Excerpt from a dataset

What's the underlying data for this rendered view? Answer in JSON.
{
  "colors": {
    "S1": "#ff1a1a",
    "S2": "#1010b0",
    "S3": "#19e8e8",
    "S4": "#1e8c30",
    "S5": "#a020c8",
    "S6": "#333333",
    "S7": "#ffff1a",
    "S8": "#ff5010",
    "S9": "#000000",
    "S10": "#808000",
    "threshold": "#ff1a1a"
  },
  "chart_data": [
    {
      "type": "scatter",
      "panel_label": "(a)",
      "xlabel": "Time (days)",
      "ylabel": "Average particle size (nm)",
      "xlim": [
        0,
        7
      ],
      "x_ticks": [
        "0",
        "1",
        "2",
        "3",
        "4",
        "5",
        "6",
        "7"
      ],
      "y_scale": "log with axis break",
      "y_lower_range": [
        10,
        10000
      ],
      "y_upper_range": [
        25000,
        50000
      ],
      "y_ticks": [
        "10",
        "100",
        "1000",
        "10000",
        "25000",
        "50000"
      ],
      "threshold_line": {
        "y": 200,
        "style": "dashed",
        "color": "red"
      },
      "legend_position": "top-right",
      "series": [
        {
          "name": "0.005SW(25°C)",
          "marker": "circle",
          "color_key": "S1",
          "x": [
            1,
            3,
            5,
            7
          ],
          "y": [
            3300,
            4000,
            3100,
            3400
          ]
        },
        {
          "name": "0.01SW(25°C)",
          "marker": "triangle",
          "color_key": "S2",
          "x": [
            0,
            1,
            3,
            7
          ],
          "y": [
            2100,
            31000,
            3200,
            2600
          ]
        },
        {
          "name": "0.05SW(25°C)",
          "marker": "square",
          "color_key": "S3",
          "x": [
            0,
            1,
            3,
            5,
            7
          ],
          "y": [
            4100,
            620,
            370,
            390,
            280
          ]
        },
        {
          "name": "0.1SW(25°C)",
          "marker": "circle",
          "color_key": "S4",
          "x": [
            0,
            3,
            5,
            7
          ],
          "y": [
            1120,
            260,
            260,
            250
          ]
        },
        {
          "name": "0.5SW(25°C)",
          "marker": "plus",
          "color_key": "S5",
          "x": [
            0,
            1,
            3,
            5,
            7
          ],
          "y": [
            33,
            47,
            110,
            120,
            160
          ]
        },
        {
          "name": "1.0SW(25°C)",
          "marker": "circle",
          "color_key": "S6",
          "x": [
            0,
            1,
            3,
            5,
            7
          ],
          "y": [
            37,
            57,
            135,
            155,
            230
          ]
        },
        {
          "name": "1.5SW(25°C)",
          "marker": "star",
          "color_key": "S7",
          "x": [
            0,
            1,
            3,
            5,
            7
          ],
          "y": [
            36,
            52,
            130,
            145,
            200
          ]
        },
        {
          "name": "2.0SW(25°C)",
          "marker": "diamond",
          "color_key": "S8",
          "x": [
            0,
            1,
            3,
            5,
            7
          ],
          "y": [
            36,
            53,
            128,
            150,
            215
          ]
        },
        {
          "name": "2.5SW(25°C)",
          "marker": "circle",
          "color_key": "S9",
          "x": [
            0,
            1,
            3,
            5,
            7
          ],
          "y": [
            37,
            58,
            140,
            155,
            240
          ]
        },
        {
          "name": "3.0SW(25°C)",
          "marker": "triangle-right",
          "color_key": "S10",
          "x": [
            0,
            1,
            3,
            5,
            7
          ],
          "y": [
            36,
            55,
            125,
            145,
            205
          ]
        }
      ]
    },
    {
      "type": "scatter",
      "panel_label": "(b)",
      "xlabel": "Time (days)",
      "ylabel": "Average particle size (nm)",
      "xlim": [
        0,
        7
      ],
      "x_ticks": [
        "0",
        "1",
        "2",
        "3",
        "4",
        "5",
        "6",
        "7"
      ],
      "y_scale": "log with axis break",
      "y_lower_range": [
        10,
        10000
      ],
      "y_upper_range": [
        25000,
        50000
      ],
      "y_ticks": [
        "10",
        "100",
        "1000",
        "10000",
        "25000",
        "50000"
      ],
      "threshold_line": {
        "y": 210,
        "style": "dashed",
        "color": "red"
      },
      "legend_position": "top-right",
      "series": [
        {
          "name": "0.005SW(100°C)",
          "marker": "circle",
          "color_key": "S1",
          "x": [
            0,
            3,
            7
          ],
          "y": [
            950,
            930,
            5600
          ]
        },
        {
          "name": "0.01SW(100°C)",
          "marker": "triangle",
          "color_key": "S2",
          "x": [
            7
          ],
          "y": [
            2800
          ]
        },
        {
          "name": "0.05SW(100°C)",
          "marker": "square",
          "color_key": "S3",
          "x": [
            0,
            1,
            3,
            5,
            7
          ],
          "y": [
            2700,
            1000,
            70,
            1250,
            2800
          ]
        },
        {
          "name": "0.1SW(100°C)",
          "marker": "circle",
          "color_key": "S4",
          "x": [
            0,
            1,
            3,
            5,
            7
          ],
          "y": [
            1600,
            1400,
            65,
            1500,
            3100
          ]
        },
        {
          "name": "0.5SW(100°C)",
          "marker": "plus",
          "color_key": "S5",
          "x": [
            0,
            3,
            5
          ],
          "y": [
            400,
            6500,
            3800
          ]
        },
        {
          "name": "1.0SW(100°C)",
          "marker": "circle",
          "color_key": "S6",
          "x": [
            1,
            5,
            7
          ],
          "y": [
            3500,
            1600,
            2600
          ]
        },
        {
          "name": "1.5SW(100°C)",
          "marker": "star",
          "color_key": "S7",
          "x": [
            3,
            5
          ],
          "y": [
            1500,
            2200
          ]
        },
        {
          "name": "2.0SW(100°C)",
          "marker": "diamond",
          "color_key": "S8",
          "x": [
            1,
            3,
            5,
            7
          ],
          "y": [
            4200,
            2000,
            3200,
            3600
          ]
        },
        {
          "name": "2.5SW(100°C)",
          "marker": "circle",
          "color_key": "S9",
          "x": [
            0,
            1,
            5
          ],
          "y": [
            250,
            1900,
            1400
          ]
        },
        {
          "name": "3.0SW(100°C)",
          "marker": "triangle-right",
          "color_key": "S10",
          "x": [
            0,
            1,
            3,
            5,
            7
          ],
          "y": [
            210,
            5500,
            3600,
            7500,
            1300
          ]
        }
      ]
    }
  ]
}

- Written instruction -
Transcribe each entry precisely, missing none.

- Expected output -
What's the underlying data for this rendered view? Answer in JSON.
{
  "colors": {
    "S1": "#ff1a1a",
    "S2": "#1010b0",
    "S3": "#19e8e8",
    "S4": "#1e8c30",
    "S5": "#a020c8",
    "S6": "#333333",
    "S7": "#ffff1a",
    "S8": "#ff5010",
    "S9": "#000000",
    "S10": "#808000",
    "threshold": "#ff1a1a"
  },
  "chart_data": [
    {
      "type": "scatter",
      "panel_label": "(a)",
      "xlabel": "Time (days)",
      "ylabel": "Average particle size (nm)",
      "xlim": [
        0,
        7
      ],
      "x_ticks": [
        "0",
        "1",
        "2",
        "3",
        "4",
        "5",
        "6",
        "7"
      ],
      "y_scale": "log with axis break",
      "y_lower_range": [
        10,
        10000
      ],
      "y_upper_range": [
        25000,
        50000
      ],
      "y_ticks": [
        "10",
        "100",
        "1000",
        "10000",
        "25000",
        "50000"
      ],
      "threshold_line": {
        "y": 200,
        "style": "dashed",
        "color": "red"
      },
      "legend_position": "top-right",
      "series": [
        {
          "name": "0.005SW(25°C)",
          "marker": "circle",
          "color_key": "S1",
          "x": [
            1,
            3,
            5,
            7
          ],
          "y": [
            3300,
            4000,
            3100,
            3400
          ]
        },
        {
          "name": "0.01SW(25°C)",
          "marker": "triangle",
          "color_key": "S2",
          "x": [
            0,
            1,
            3,
            7
          ],
          "y": [
            2100,
            31000,
            3200,
            2600
          ]
        },
        {
          "name": "0.05SW(25°C)",
          "marker": "square",
          "color_key": "S3",
          "x": [
            0,
            1,
            3,
            5,
            7
          ],
          "y": [
            4100,
            620,
            370,
            390,
            280
          ]
        },
        {
          "name": "0.1SW(25°C)",
          "marker": "circle",
          "color_key": "S4",
          "x": [
            0,
            3,
            5,
            7
          ],
          "y": [
            1120,
            260,
            260,
            250
          ]
        },
        {
          "name": "0.5SW(25°C)",
          "marker": "plus",
          "color_key": "S5",
          "x": [
            0,
            1,
            3,
            5,
            7
          ],
          "y": [
            33,
            47,
            110,
            120,
            160
          ]
        },
        {
          "name": "1.0SW(25°C)",
          "marker": "circle",
          "color_key": "S6",
          "x": [
            0,
            1,
            3,
            5,
            7
          ],
          "y": [
            37,
            57,
            135,
            155,
            230
          ]
        },
        {
          "name": "1.5SW(25°C)",
          "marker": "star",
          "color_key": "S7",
          "x": [
            0,
            1,
            3,
            5,
            7
          ],
          "y": [
            36,
            52,
            130,
            145,
            200
          ]
        },
        {
          "name": "2.0SW(25°C)",
          "marker": "diamond",
          "color_key": "S8",
          "x": [
            0,
            1,
            3,
            5,
            7
          ],
          "y": [
            36,
            53,
            128,
            150,
            215
          ]
        },
        {
          "name": "2.5SW(25°C)",
          "marker": "circle",
          "color_key": "S9",
          "x": [
            0,
            1,
            3,
            5,
            7
          ],
          "y": [
            37,
            58,
            140,
            155,
            240
          ]
        },
        {
          "name": "3.0SW(25°C)",
          "marker": "triangle-right",
          "color_key": "S10",
          "x": [
            0,
            1,
            3,
            5,
            7
          ],
          "y": [
            36,
            55,
            125,
            145,
            205
          ]
        }
      ]
    },
    {
      "type": "scatter",
      "panel_label": "(b)",
      "xlabel": "Time (days)",
      "ylabel": "Average particle size (nm)",
      "xlim": [
        0,
        7
      ],
      "x_ticks": [
        "0",
        "1",
        "2",
        "3",
        "4",
        "5",
        "6",
        "7"
      ],
      "y_scale": "log with axis break",
      "y_lower_range": [
        10,
        10000
      ],
      "y_upper_range": [
        25000,
        50000
      ],
      "y_ticks": [
        "10",
        "100",
        "1000",
        "10000",
        "25000",
        "50000"
      ],
      "threshold_line": {
        "y": 210,
        "style": "dashed",
        "color": "red"
      },
      "legend_position": "top-right",
      "series": [
        {
          "name": "0.005SW(100°C)",
          "marker": "circle",
          "color_key": "S1",
          "x": [
            0,
            3,
            7
          ],
          "y": [
            950,
            930,
            5600
          ]
        },
        {
          "name": "0.01SW(100°C)",
          "marker": "triangle",
          "color_key": "S2",
          "x": [
            7
          ],
          "y": [
            2800
          ]
        },
        {
          "name": "0.05SW(100°C)",
          "marker": "square",
          "color_key": "S3",
          "x": [
            0,
            1,
            3,
            5,
            7
          ],
          "y": [
            2700,
            1000,
            70,
            1250,
            2800
          ]
        },
        {
          "name": "0.1SW(100°C)",
          "marker": "circle",
          "color_key": "S4",
          "x": [
            0,
            1,
            3,
            5,
            7
          ],
          "y": [
            1600,
            1400,
            65,
            1500,
            3100
          ]
        },
        {
          "name": "0.5SW(100°C)",
          "marker": "plus",
          "color_key": "S5",
          "x": [
            0,
            3,
            5
          ],
          "y": [
            400,
            6500,
            3800
          ]
        },
        {
          "name": "1.0SW(100°C)",
          "marker": "circle",
          "color_key": "S6",
          "x": [
            1,
            5,
            7
          ],
          "y": [
            3500,
            1600,
            2600
          ]
        },
        {
          "name": "1.5SW(100°C)",
          "marker": "star",
          "color_key": "S7",
          "x": [
            3,
            5
          ],
          "y": [
            1500,
            2200
          ]
        },
        {
          "name": "2.0SW(100°C)",
          "marker": "diamond",
          "color_key": "S8",
          "x": [
            1,
            3,
            5,
            7
          ],
          "y": [
            4200,
            2000,
            3200,
            3600
          ]
        },
        {
          "name": "2.5SW(100°C)",
          "marker": "circle",
          "color_key": "S9",
          "x": [
            0,
            1,
            5
          ],
          "y": [
            250,
            1900,
            1400
          ]
        },
        {
          "name": "3.0SW(100°C)",
          "marker": "triangle-right",
          "color_key": "S10",
          "x": [
            0,
            1,
            3,
            5,
            7
          ],
          "y": [
            210,
            5500,
            3600,
            7500,
            1300
          ]
        }
      ]
    }
  ]
}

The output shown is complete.